GIVEN REQUEST
Present each line of the entries below that holds the word "switch".
· · · · · · ·
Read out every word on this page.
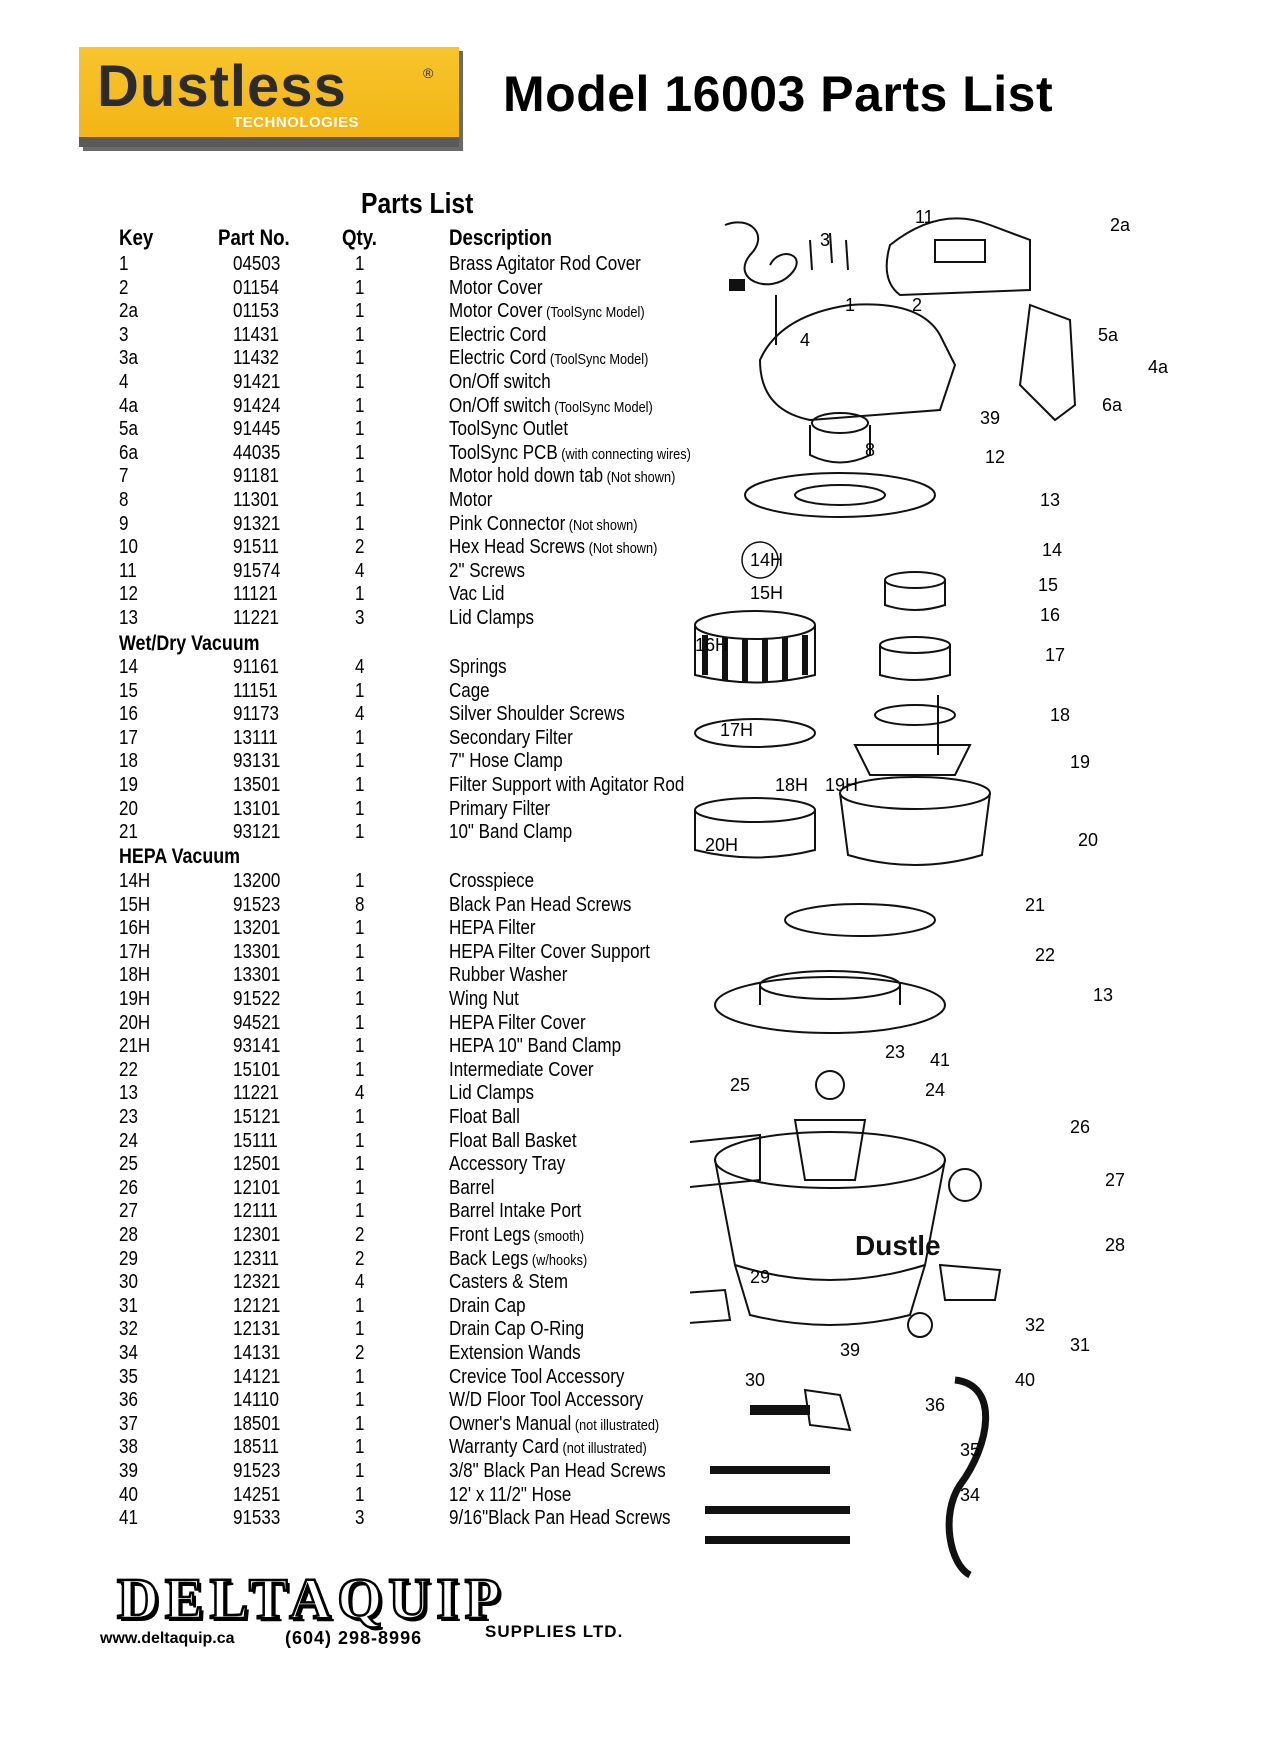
Dustless	®
TECHNOLOGIES
Model 16003 Parts List
Parts List
Key	Part No. Qty.	Description
1	04503	1	Brass Agitator Rod Cover
2	01154	1	Motor Cover
2a	01153	1	Motor Cover (ToolSync Model)
3	11431	1	Electric Cord
3a	11432	1	Electric Cord (ToolSync Model)
4	91421	1	On/Off switch
4a	91424	1	On/Off switch (ToolSync Model)
5a	91445	1	ToolSync Outlet
6a	44035	1	ToolSync PCB (with connecting wires)
7	91181	1	Motor hold down tab (Not shown)
8	11301	1	Motor
9	91321	1	Pink Connector (Not shown)
10	91511	2	Hex Head Screws (Not shown)
11	91574	4	2" Screws
12	11121	1	Vac Lid
13	11221	3	Lid Clamps
Wet/Dry Vacuum
14	91161	4	Springs
15	11151	1	Cage
16	91173	4	Silver Shoulder Screws
17	13111	1	Secondary Filter
18	93131	1	7" Hose Clamp
19	13501	1	Filter Support with Agitator Rod
20	13101	1	Primary Filter
21	93121	1	10" Band Clamp
HEPA Vacuum
14H	13200	1	Crosspiece
15H	91523	8	Black Pan Head Screws
16H	13201	1	HEPA Filter
17H	13301	1	HEPA Filter Cover Support
18H	13301	1	Rubber Washer
19H	91522	1	Wing Nut
20H	94521	1	HEPA Filter Cover
21H	93141	1	HEPA 10" Band Clamp
22	15101	1	Intermediate Cover
13	11221	4	Lid Clamps
23	15121	1	Float Ball
24	15111	1	Float Ball Basket
25	12501	1	Accessory Tray
26	12101	1	Barrel
27	12111	1	Barrel Intake Port
28	12301	2	Front Legs (smooth)
29	12311	2	Back Legs (w/hooks)
30	12321	4	Casters & Stem
31	12121	1	Drain Cap
32	12131	1	Drain Cap O-Ring
34	14131	2	Extension Wands
35	14121	1	Crevice Tool Accessory
36	14110	1	W/D Floor Tool Accessory
37	18501	1	Owner's Manual (not illustrated)
38	18511	1	Warranty Card (not illustrated)
39	91523	1	3/8" Black Pan Head Screws
40	14251	1	12' x 11/2" Hose
41	91533	3	9/16"Black Pan Head Screws
Dustle
3
11	2a
1	2
4	5a
4a
6a
39
8	12
13
14H	14
15H	15
16
16H	17
17H
18
19
18H 19H
20H	20
21
22
13
23 41
25	24
26
27
28
29
32
31
39
30	40
36
35
34
DELTAQUIP
SUPPLIES LTD.
www.deltaquip.ca	(604) 298-8996
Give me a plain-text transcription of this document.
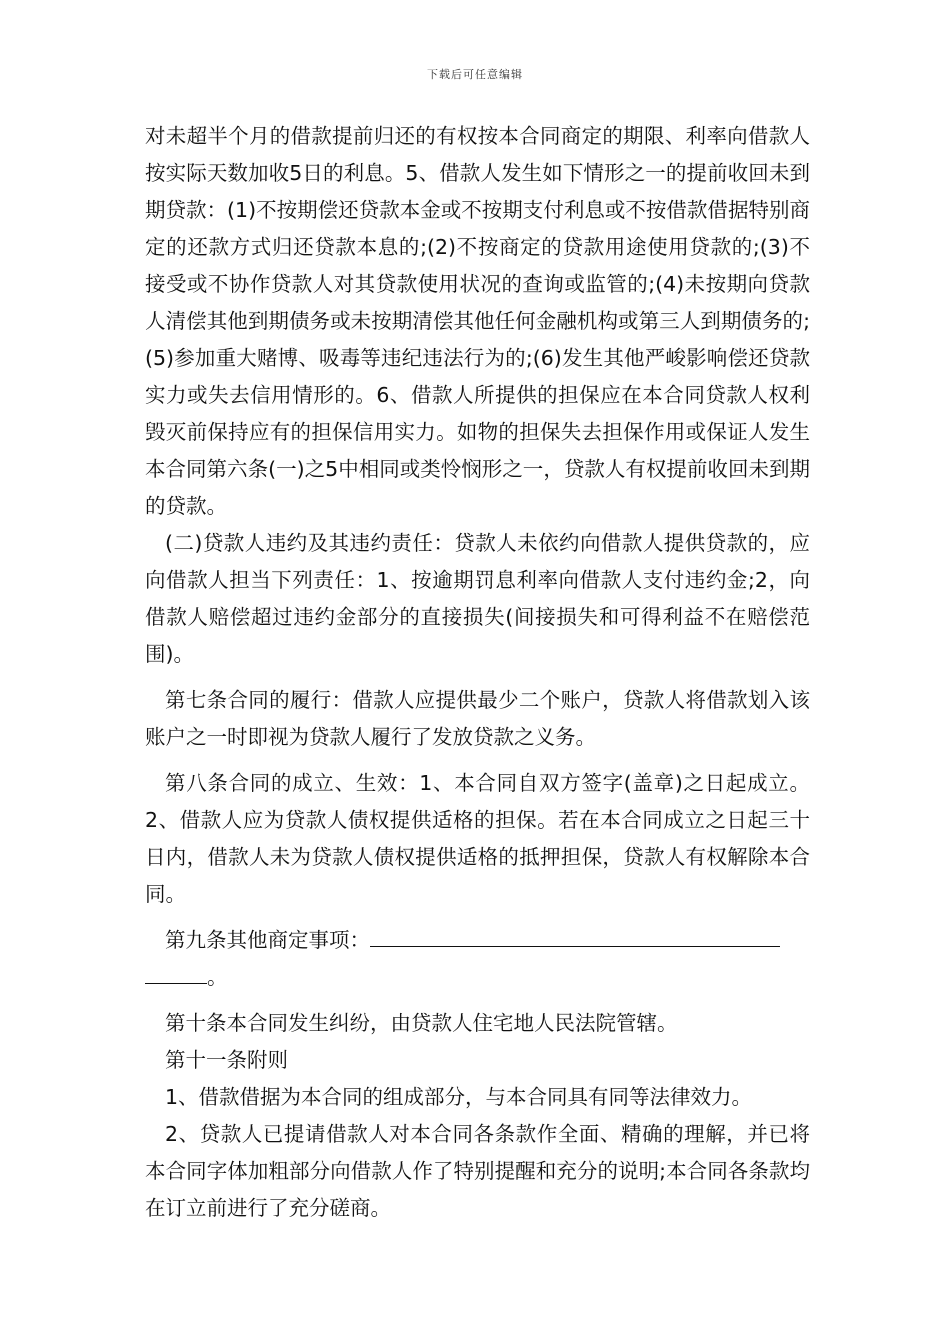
下载后可任意编辑

对未超半个月的借款提前归还的有权按本合同商定的期限、利率向借款人按实际天数加收5日的利息。5、借款人发生如下情形之一的提前收回未到期贷款：(1)不按期偿还贷款本金或不按期支付利息或不按借款借据特别商定的还款方式归还贷款本息的;(2)不按商定的贷款用途使用贷款的;(3)不接受或不协作贷款人对其贷款使用状况的查询或监管的;(4)未按期向贷款人清偿其他到期债务或未按期清偿其他任何金融机构或第三人到期债务的;(5)参加重大赌博、吸毒等违纪违法行为的;(6)发生其他严峻影响偿还贷款实力或失去信用情形的。6、借款人所提供的担保应在本合同贷款人权利毁灭前保持应有的担保信用实力。如物的担保失去担保作用或保证人发生本合同第六条(一)之5中相同或类怜悯形之一，贷款人有权提前收回未到期的贷款。

(二)贷款人违约及其违约责任：贷款人未依约向借款人提供贷款的，应向借款人担当下列责任：1、按逾期罚息利率向借款人支付违约金;2，向借款人赔偿超过违约金部分的直接损失(间接损失和可得利益不在赔偿范围)。

第七条合同的履行：借款人应提供最少二个账户，贷款人将借款划入该账户之一时即视为贷款人履行了发放贷款之义务。

第八条合同的成立、生效：1、本合同自双方签字(盖章)之日起成立。2、借款人应为贷款人债权提供适格的担保。若在本合同成立之日起三十日内，借款人未为贷款人债权提供适格的抵押担保，贷款人有权解除本合同。

第九条其他商定事项：
。

第十条本合同发生纠纷，由贷款人住宅地人民法院管辖。

第十一条附则

1、借款借据为本合同的组成部分，与本合同具有同等法律效力。

2、贷款人已提请借款人对本合同各条款作全面、精确的理解，并已将本合同字体加粗部分向借款人作了特别提醒和充分的说明;本合同各条款均在订立前进行了充分磋商。
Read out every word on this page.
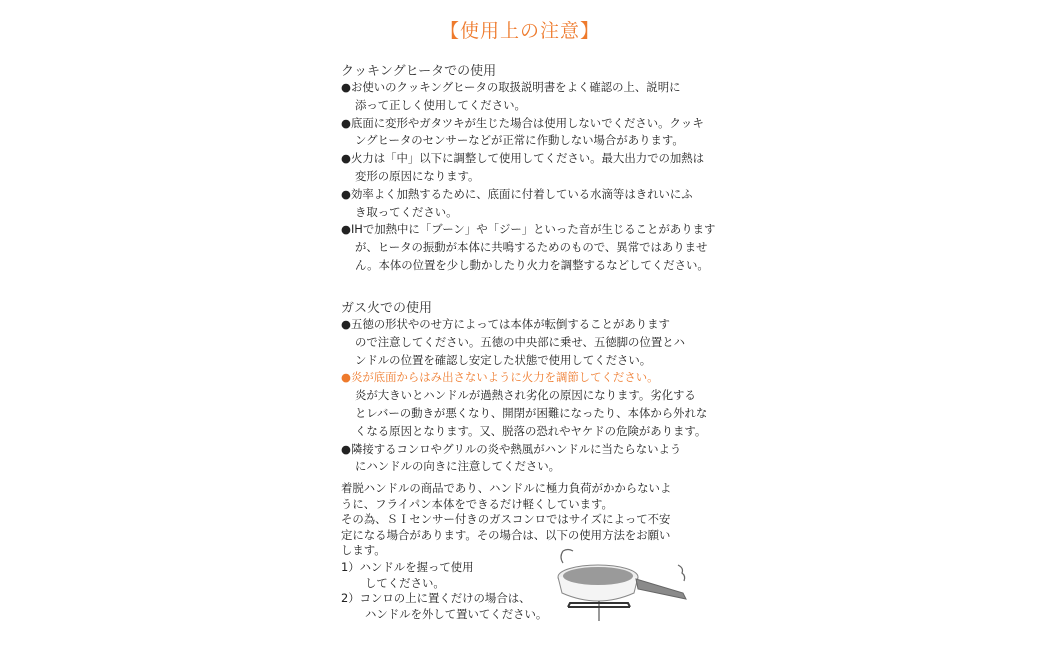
【使用上の注意】
クッキングヒータでの使用
●お使いのクッキングヒータの取扱説明書をよく確認の上、説明に
添って正しく使用してください。
●底面に変形やガタツキが生じた場合は使用しないでください。クッキ
ングヒータのセンサーなどが正常に作動しない場合があります。
●火力は「中」以下に調整して使用してください。最大出力での加熱は
変形の原因になります。
●効率よく加熱するために、底面に付着している水滴等はきれいにふ
き取ってください。
●IHで加熱中に「ブーン」や「ジー」といった音が生じることがあります
が、ヒータの振動が本体に共鳴するためのもので、異常ではありませ
ん。本体の位置を少し動かしたり火力を調整するなどしてください。
ガス火での使用
●五徳の形状やのせ方によっては本体が転倒することがあります
ので注意してください。五徳の中央部に乗せ、五徳脚の位置とハ
ンドルの位置を確認し安定した状態で使用してください。
●炎が底面からはみ出さないように火力を調節してください。
炎が大きいとハンドルが過熱され劣化の原因になります。劣化する
とレバーの動きが悪くなり、開閉が困難になったり、本体から外れな
くなる原因となります。又、脱落の恐れやヤケドの危険があります。
●隣接するコンロやグリルの炎や熱風がハンドルに当たらないよう
にハンドルの向きに注意してください。
着脱ハンドルの商品であり、ハンドルに極力負荷がかからないよ
うに、フライパン本体をできるだけ軽くしています。
その為、ＳＩセンサー付きのガスコンロではサイズによって不安
定になる場合があります。その場合は、以下の使用方法をお願い
します。
1）ハンドルを握って使用
してください。
2）コンロの上に置くだけの場合は、
ハンドルを外して置いてください。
· · · · · · ·
ANSWER TO THE PROBLEM
4	91421	1	On/Off switch
4a	91424	1	On/Off switch (ToolSync Model)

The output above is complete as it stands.